— Document text —
──────────


    First, the Country Music Hall of Fame & Museum included Enderlin in their annual American Currents exhibit.  She was featured in the Unbroken Circle section of the exhibit, which positions contemporary artists who have had breakthrough years with those who have influenced them. In that piece, the museum yoked Enderlin––the only independent artist selected for the exhibit––with one of her heroes, Reba McEntire. For Enderlin, the enormity of the honor was compounded by her past: Enderlin had once volunteered as a tour guide at the museum, where she moved anonymously through exhibits, telling stories and fielding questions from excited children. “To see my stuff in an exhibit there that I had walked by, morning after morning, showing the school kids…” Enderlin trails off, still a bit stunned. “It was really such a full circle moment there.”

    The grand opening of the exhibit was scheduled for March 4, 2020. Enderlin’s family planned to head up from Arkansas, and they’d all ride over together in a limo. But on March 3, tornados touched down in Nashville and killed 25 people, and just like that, red carpets didn’t matter at all. “You know, those big, flashy moments are nice, but that’s not what you do this for,” Enderlin says. “While it was really validating to be recognized in that way, the entire experience was a reminder––and it ended up making me hungry to do all of it again.”

    On the heels of tornados leveling her city and the pandemic shutting life down, Enderlin mourned and hunkered down like the rest of us, as she wrote songs and recorded music at home. But then, while the world was quiet, Enderlin experienced something else: A red-letter breakthrough she could never have imagined. Rosanne Cash heard and loved “Queen of Marina del Rey,” a Faulkner County album standout with saloon-worthy piano and a short story’s worth of lyrical detail. Cash is name checked in the song, along with her friend, Elton John. Cash sent the album to John, and his response to the song’s boozy, campy swagger was to invite Enderlin onto his podcast, Rocket Hour.

    “The album is fantastic,” John said on the show. “She’s a brand new country artist––well, new to me––that I absolutely love. Wow, I do love her voice, and that whole album is very, very special.”

    Enderlin was floored. “I don’t know how you’re ever really ready for that,” she says with a laugh. “I remember getting in trouble when I was a little kid for scratching my dad’s Goodbye Yellow Brick Road album because I loved it so much and would want to dance while I played it.”

    The winter brought even more wins. Cash included Enderlin in the year-end playlist she curated for Oxford American, and then the Grand Ole Opry invited Enderlin to perform on their broadcast Christmas Day, marking her 12th time on the program. With only her guitar, socially distanced and in many ways, very much alone, Enderlin sang on the Opry stage. “I still wasn’t really able to spend a lot of one-on-one time with my family, and I know a lot of them listened,” she said. “My grandma, who’s 91––I wasn’t able to be in the same room with her for Christmas. But then, I was, on her radio. I was thinking about that and so many other people, who were apart from their families.”

──────────

— Record set —

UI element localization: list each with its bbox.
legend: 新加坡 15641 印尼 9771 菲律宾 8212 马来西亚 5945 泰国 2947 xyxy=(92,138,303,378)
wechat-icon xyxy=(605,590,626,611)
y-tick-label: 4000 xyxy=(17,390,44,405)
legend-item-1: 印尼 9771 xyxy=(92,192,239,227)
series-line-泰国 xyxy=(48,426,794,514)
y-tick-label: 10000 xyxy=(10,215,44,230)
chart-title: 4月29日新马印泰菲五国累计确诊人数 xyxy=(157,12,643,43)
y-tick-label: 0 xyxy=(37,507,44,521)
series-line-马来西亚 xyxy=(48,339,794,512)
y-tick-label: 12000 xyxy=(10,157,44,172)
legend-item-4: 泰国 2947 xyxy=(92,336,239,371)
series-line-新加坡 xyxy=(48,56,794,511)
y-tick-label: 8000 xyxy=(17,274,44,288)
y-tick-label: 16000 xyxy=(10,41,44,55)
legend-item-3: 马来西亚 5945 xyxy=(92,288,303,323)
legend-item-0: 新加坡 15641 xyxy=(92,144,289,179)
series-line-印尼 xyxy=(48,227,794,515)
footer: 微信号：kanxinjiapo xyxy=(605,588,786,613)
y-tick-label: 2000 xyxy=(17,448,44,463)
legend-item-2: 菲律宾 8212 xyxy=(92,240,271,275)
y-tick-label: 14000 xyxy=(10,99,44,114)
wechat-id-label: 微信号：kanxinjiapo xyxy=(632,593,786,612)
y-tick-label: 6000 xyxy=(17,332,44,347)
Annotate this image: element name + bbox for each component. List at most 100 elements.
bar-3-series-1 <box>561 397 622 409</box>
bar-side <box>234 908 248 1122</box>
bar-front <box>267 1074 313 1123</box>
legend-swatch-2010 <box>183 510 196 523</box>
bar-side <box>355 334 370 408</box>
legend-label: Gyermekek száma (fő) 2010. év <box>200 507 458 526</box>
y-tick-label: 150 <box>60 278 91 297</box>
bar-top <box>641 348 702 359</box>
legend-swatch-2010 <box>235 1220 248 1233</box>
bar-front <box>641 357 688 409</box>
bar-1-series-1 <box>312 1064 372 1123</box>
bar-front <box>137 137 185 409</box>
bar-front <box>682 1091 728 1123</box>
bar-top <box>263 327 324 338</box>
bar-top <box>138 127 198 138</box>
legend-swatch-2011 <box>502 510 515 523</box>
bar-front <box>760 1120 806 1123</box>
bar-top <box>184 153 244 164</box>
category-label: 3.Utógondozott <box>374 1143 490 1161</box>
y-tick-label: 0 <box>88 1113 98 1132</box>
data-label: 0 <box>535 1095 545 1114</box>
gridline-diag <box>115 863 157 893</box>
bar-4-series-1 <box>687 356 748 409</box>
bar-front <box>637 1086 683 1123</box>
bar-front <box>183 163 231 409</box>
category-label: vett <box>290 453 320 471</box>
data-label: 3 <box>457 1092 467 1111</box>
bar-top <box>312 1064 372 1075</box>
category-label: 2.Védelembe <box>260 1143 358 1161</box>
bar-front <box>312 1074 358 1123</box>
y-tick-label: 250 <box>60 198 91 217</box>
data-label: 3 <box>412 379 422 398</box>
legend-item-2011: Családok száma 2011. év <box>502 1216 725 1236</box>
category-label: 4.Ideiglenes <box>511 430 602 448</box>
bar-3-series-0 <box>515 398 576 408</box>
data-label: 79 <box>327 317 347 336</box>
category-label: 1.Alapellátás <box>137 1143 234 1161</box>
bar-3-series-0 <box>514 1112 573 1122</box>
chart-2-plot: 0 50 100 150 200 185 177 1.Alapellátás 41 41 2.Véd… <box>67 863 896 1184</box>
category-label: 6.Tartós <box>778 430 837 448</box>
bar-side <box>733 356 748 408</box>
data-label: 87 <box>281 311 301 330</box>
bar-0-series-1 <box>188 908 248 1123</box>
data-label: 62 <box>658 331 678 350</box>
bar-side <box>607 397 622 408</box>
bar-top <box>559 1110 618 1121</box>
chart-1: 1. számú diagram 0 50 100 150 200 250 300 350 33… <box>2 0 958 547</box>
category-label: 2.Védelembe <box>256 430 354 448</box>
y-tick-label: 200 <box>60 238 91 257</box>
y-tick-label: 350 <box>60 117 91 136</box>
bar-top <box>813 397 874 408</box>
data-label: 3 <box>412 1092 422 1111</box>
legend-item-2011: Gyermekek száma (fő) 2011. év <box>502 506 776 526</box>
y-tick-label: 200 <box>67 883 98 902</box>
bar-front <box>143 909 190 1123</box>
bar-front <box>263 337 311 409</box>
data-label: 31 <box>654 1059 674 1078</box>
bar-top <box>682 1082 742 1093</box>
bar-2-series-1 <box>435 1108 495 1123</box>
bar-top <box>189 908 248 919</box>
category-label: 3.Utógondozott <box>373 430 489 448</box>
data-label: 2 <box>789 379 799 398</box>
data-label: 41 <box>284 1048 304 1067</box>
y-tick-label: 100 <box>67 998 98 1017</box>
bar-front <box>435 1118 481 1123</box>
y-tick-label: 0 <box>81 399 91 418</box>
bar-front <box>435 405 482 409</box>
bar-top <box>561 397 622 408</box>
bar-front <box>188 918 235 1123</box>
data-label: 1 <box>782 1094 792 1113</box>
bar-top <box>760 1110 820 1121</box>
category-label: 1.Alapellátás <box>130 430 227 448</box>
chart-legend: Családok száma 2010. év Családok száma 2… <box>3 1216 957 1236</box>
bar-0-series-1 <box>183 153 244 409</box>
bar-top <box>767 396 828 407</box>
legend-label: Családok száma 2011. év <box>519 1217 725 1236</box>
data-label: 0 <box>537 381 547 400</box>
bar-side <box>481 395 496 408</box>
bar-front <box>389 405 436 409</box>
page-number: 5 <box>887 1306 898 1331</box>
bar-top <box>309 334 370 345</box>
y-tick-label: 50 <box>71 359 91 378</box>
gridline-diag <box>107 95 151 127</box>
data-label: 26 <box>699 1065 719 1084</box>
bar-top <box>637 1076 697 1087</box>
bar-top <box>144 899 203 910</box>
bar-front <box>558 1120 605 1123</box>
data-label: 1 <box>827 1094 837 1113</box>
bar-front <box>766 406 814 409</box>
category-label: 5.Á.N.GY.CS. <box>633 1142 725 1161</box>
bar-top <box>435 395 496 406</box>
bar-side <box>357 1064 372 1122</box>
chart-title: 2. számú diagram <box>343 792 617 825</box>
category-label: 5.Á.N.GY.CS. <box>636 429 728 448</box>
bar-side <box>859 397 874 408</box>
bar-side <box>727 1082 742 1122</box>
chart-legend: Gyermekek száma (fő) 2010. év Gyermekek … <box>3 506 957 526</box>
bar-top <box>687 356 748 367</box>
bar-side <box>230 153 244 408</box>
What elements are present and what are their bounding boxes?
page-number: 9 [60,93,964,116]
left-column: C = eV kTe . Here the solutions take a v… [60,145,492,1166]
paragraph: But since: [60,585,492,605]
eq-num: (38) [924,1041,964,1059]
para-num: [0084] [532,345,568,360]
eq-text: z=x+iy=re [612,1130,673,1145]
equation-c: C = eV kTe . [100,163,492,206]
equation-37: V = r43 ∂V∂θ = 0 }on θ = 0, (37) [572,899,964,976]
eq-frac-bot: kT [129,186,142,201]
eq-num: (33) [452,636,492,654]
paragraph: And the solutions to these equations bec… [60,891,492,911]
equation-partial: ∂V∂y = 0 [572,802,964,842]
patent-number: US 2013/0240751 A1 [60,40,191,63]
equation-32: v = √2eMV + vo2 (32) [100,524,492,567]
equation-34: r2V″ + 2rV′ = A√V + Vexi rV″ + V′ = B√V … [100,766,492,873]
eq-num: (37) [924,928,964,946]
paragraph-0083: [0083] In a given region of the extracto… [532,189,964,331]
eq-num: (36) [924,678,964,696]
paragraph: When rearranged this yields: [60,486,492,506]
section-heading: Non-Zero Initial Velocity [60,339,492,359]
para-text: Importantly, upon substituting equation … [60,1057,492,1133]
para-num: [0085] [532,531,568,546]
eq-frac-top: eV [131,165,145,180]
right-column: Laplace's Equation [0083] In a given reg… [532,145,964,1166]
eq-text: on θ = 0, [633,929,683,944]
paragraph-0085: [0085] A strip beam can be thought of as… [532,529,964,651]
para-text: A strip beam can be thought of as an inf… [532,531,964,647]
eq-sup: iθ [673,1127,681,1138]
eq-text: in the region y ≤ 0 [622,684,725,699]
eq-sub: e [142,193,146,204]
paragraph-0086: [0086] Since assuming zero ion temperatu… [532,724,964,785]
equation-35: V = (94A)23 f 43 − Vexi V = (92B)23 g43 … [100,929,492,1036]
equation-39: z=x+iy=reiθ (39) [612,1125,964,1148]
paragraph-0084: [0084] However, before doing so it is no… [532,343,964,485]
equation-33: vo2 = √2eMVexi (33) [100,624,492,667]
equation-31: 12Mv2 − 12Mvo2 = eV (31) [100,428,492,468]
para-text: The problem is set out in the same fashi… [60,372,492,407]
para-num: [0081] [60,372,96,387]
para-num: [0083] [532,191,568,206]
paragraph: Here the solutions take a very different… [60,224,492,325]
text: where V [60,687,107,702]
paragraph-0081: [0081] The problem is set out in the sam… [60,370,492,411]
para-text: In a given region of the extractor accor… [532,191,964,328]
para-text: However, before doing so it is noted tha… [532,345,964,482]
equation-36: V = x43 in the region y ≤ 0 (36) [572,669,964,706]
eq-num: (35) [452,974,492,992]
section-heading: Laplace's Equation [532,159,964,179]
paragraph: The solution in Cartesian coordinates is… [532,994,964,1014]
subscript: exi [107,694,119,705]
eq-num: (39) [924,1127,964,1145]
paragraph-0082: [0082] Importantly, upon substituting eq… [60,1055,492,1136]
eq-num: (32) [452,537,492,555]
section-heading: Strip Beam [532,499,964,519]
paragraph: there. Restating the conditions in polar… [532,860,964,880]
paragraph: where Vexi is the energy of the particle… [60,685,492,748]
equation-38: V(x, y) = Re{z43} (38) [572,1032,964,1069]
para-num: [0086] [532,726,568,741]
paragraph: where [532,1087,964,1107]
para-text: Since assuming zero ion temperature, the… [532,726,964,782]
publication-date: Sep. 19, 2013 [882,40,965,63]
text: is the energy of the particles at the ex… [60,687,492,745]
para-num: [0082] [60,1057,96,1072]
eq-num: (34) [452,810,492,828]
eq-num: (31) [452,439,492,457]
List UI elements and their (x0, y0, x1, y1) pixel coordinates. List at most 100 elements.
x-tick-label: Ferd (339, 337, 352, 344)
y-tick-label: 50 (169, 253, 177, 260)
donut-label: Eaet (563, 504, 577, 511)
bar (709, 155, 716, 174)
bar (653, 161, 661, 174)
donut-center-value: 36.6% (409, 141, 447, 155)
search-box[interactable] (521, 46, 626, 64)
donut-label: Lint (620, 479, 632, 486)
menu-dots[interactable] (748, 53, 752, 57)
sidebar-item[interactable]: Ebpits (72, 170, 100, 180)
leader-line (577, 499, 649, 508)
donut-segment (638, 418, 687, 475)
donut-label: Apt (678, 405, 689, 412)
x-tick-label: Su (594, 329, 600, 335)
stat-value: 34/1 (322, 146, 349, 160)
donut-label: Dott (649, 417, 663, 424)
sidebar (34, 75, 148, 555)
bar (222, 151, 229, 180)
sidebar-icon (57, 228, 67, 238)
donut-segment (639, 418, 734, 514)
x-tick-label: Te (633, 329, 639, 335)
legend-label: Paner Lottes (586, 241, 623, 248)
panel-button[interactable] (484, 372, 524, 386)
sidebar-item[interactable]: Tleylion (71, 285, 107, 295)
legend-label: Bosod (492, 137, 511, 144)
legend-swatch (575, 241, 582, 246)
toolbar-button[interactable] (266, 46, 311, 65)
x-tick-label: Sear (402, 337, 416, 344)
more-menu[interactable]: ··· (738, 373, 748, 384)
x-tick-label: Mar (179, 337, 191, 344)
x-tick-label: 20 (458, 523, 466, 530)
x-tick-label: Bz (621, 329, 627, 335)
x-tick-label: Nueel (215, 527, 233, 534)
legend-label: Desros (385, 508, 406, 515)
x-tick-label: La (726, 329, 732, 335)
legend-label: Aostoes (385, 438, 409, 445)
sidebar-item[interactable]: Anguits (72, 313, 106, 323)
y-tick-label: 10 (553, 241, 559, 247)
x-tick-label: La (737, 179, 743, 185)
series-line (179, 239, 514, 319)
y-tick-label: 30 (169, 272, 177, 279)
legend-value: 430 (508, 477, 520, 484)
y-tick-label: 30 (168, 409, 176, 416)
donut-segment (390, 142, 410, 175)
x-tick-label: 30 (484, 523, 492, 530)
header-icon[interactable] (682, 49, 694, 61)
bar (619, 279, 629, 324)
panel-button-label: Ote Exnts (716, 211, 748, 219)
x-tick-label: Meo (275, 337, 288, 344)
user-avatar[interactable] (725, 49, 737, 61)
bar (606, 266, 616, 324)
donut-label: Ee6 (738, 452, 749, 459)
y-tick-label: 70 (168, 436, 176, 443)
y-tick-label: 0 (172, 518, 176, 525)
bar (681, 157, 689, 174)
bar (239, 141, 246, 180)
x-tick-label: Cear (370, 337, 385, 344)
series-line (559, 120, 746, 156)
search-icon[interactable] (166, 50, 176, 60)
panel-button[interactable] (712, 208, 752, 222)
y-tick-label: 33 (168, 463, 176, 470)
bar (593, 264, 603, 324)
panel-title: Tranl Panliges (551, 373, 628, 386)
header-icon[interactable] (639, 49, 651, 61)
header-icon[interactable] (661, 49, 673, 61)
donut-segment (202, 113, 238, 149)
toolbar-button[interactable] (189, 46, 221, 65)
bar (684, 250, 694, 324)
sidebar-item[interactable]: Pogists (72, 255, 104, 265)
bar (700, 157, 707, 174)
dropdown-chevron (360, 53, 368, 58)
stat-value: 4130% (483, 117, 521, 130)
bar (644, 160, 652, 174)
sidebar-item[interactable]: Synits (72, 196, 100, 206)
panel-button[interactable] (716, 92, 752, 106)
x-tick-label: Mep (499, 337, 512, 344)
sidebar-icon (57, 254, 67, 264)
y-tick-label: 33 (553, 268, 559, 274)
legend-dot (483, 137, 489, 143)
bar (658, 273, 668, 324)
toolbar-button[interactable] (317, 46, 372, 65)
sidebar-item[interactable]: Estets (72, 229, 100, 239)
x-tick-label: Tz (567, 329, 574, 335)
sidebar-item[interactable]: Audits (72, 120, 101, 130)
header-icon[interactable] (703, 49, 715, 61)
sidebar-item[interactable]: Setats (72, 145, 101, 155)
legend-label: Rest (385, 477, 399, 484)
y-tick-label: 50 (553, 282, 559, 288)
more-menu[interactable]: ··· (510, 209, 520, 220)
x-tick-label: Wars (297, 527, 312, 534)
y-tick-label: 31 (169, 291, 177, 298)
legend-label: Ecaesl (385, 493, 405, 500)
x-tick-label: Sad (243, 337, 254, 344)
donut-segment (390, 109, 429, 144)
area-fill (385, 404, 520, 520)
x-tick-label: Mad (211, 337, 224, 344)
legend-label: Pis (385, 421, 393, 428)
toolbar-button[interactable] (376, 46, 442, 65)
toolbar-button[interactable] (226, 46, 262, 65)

──────────

— Exercise instructions —
Rewrite the passage of the text about Enderlin starting with "On the heels" and going on through "podcast, Rocket Hour.", with "podcast" changed to "radio show".

— Your solution —
On the heels of tornados leveling her city and the pandemic shutting life down, Enderlin mourned and hunkered down like the rest of us, as she wrote songs and recorded music at home. But then, while the world was quiet, Enderlin experienced something else: A red-letter breakthrough she could never have imagined. Rosanne Cash heard and loved “Queen of Marina del Rey,” a Faulkner County album standout with saloon-worthy piano and a short story’s worth of lyrical detail. Cash is name checked in the song, along with her friend, Elton John. Cash sent the album to John, and his response to the song’s boozy, campy swagger was to invite Enderlin onto his radio show, Rocket Hour.